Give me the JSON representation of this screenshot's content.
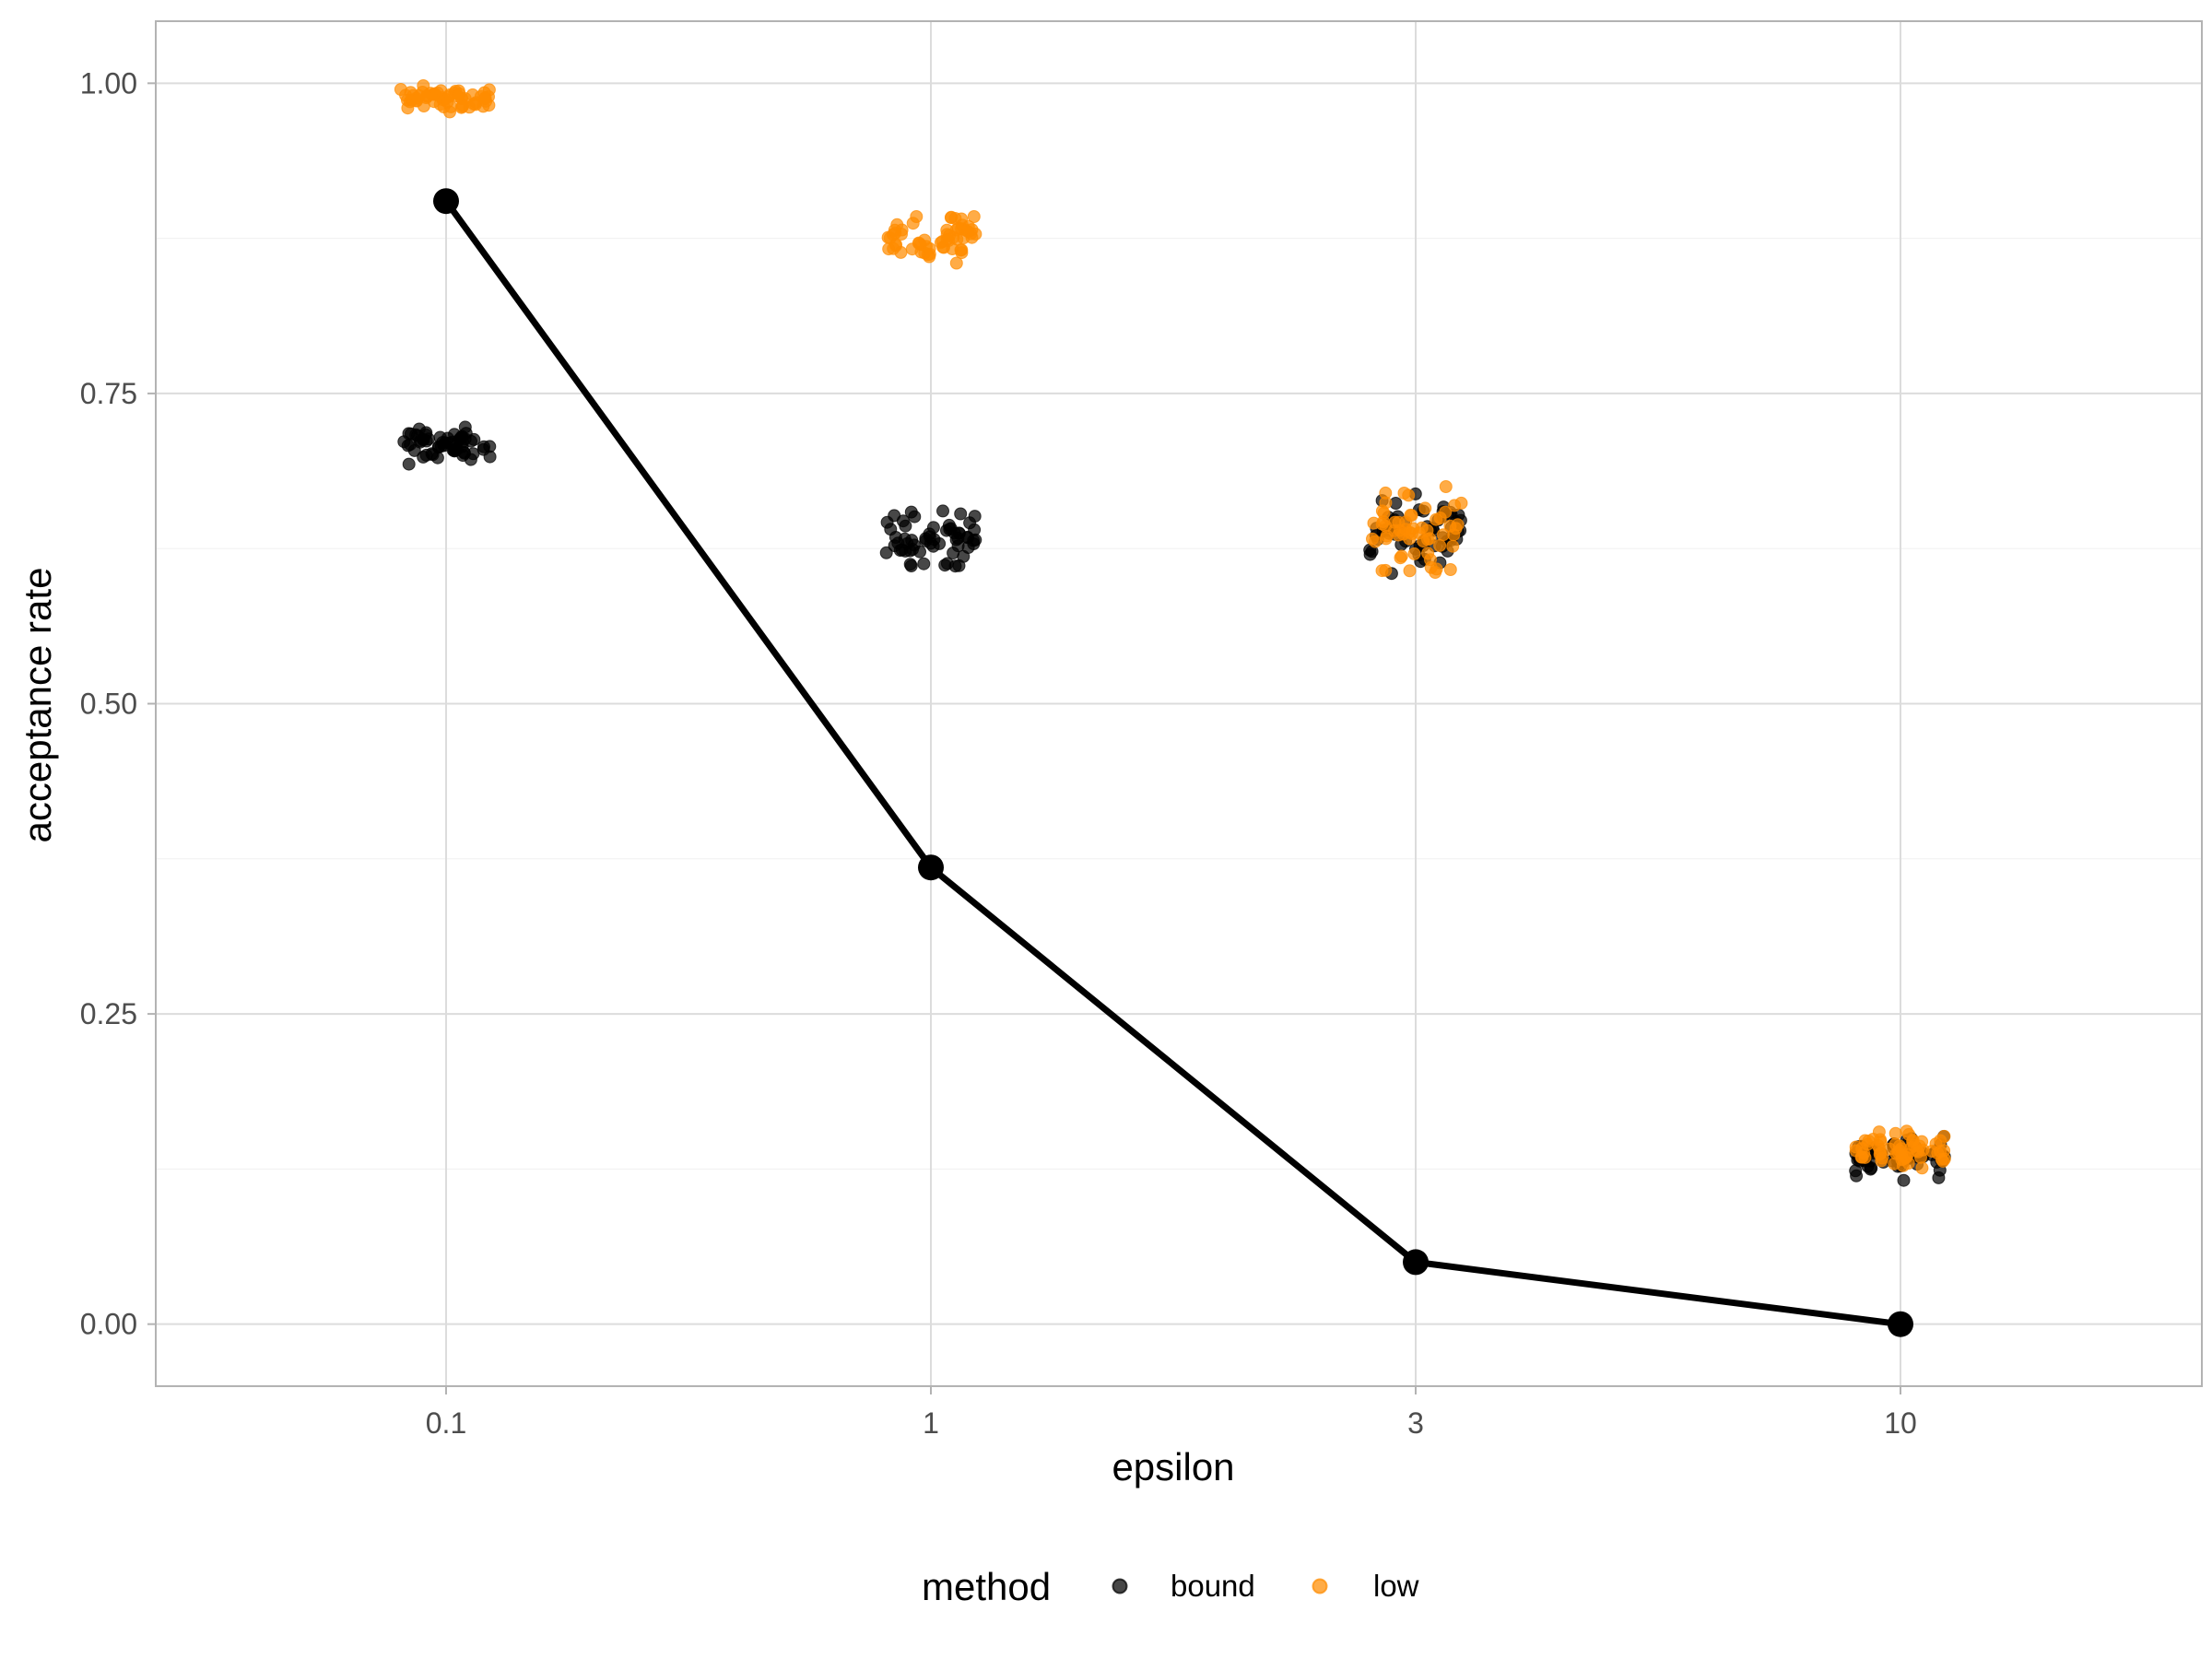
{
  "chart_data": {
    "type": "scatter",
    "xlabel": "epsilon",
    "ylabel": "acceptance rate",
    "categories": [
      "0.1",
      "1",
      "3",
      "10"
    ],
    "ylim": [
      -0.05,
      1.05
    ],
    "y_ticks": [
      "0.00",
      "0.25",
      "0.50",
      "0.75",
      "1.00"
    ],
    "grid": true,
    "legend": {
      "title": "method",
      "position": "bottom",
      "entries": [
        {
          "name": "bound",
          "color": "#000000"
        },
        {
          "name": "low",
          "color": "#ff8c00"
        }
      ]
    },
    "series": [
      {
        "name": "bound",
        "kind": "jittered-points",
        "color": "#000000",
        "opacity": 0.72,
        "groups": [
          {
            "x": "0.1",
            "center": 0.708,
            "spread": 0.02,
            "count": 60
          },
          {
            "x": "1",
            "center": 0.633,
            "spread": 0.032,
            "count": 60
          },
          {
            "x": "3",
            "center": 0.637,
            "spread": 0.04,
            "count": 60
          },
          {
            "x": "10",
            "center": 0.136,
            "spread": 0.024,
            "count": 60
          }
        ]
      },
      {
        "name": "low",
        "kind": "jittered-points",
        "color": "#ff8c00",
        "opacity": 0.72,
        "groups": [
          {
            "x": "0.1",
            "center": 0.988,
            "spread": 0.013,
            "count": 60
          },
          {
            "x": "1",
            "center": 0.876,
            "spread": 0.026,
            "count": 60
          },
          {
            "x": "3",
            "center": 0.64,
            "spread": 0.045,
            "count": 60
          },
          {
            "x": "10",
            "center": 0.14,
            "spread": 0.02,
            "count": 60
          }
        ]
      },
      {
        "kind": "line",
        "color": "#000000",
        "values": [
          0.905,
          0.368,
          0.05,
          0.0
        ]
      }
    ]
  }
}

☆ ☆ ☆ ☆ ☆

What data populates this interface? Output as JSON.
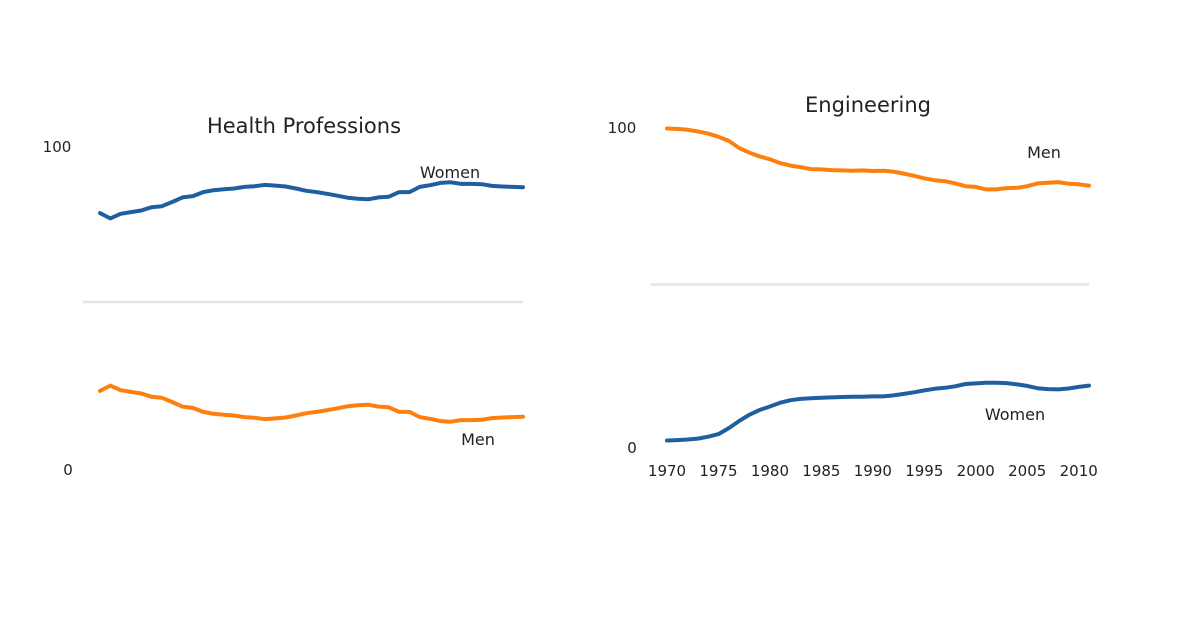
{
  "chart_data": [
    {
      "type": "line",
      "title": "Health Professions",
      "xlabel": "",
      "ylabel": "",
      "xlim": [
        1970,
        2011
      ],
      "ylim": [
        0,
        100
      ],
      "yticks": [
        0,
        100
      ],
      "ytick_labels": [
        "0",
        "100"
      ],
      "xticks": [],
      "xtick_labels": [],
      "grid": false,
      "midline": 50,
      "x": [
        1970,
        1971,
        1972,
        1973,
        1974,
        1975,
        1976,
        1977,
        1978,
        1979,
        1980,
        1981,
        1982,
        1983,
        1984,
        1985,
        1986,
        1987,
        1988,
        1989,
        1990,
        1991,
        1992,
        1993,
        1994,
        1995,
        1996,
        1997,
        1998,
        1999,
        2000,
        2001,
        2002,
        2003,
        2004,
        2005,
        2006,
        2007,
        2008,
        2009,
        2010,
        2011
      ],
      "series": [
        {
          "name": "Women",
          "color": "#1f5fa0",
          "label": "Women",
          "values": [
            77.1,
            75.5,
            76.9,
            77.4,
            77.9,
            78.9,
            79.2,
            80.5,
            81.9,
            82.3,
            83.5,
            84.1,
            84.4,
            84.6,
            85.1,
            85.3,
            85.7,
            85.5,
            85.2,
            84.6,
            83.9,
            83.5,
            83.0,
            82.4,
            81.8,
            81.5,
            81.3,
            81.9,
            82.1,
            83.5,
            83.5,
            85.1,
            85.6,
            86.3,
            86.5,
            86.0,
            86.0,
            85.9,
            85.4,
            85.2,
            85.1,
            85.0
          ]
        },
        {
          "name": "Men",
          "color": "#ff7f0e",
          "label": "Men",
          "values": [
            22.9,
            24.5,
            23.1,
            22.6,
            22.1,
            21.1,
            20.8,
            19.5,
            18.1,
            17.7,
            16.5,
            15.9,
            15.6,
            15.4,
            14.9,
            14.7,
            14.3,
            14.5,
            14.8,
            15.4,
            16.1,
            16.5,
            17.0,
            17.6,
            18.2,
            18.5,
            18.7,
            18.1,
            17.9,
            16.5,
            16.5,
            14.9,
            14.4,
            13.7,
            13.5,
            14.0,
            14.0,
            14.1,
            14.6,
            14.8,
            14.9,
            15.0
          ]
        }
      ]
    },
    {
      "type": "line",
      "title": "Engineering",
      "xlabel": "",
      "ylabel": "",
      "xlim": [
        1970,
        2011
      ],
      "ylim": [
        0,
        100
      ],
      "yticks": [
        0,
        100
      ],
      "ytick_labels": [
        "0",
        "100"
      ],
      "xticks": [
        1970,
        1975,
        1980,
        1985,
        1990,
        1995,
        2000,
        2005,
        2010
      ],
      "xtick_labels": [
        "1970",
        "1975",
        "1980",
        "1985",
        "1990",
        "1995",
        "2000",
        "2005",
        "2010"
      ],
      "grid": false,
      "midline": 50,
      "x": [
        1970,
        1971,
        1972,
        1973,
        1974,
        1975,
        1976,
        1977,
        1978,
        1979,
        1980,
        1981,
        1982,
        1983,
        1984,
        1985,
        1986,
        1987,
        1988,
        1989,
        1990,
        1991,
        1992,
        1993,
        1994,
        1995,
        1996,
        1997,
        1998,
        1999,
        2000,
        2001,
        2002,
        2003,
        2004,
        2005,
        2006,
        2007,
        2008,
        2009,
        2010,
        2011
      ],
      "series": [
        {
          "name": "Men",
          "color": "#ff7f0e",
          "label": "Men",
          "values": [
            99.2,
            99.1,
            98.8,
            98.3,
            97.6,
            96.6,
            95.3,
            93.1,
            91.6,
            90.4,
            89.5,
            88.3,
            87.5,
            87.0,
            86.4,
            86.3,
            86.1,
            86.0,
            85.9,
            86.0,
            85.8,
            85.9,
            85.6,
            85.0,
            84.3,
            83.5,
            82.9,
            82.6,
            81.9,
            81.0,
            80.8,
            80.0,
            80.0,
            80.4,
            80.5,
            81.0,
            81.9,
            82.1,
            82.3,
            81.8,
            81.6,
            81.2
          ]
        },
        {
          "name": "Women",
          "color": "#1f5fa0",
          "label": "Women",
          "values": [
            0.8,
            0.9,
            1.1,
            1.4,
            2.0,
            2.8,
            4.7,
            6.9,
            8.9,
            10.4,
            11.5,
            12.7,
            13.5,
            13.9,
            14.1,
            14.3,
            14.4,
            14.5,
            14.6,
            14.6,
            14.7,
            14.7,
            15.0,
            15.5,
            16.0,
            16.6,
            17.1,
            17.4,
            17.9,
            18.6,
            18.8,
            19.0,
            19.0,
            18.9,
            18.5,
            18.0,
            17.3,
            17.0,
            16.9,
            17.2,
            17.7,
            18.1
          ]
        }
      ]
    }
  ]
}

☆ ☆ ☆ ☆ ☆

**Exercise task:**
Some lines of the data above may hold the word "title"; report how many do, and nothing else.

**Final answer:**
3